Source records
==========

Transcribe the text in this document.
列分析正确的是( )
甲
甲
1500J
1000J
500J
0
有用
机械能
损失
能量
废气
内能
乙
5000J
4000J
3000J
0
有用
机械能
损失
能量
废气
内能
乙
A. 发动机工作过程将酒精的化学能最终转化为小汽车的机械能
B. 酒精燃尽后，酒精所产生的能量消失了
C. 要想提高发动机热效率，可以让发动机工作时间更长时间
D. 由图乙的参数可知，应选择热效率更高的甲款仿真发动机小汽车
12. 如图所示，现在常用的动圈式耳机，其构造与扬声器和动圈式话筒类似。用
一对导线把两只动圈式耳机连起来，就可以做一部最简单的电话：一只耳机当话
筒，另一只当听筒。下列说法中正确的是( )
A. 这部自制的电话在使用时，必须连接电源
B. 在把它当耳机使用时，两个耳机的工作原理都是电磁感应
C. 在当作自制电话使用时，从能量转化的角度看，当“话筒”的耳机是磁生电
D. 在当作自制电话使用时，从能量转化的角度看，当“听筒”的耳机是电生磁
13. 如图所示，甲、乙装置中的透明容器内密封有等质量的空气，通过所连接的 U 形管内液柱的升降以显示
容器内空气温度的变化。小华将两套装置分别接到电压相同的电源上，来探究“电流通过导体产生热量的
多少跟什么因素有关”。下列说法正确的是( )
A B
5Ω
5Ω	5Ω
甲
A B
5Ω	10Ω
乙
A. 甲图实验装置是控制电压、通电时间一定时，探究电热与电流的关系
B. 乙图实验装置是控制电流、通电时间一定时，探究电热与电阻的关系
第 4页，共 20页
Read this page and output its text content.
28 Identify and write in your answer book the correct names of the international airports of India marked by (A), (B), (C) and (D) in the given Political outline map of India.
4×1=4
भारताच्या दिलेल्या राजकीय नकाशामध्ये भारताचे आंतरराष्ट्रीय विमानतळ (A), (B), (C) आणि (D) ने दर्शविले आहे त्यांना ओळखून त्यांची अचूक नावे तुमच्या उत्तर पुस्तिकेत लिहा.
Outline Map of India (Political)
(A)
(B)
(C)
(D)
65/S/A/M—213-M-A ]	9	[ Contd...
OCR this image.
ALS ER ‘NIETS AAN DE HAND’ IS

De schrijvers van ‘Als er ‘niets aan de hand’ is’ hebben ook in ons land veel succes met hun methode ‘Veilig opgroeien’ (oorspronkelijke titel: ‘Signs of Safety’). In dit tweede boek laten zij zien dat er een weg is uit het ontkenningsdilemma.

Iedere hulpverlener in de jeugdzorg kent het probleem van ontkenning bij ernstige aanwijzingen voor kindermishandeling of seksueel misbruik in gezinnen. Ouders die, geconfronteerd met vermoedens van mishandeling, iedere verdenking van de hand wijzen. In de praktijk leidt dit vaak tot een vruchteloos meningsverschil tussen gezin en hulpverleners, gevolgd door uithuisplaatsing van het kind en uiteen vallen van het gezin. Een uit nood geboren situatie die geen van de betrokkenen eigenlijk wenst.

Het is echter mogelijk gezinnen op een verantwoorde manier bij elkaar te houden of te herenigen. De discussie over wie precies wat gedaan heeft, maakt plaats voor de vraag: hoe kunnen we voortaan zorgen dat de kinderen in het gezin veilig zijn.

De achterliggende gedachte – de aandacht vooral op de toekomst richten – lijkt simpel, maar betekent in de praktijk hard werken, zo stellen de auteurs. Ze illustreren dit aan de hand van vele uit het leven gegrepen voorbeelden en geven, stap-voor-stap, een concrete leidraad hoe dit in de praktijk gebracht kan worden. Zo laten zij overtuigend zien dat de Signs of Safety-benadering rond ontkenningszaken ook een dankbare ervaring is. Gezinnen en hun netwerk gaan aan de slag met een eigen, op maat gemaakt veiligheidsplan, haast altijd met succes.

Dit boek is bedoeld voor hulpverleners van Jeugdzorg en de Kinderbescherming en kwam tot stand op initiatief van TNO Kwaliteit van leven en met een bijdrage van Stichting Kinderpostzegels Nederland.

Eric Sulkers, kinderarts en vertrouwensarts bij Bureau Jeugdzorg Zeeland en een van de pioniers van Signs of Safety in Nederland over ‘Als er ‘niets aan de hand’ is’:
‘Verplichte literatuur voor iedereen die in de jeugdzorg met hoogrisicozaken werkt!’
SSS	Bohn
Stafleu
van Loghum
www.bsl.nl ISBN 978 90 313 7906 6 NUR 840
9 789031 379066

==========

> _What the task requires_:
Where a line of the data holds "从能量转化的角度看", show that line.

> _Reply to the exercise_:
C. 在当作自制电话使用时，从能量转化的角度看，当“话筒”的耳机是磁生电
D. 在当作自制电话使用时，从能量转化的角度看，当“听筒”的耳机是电生磁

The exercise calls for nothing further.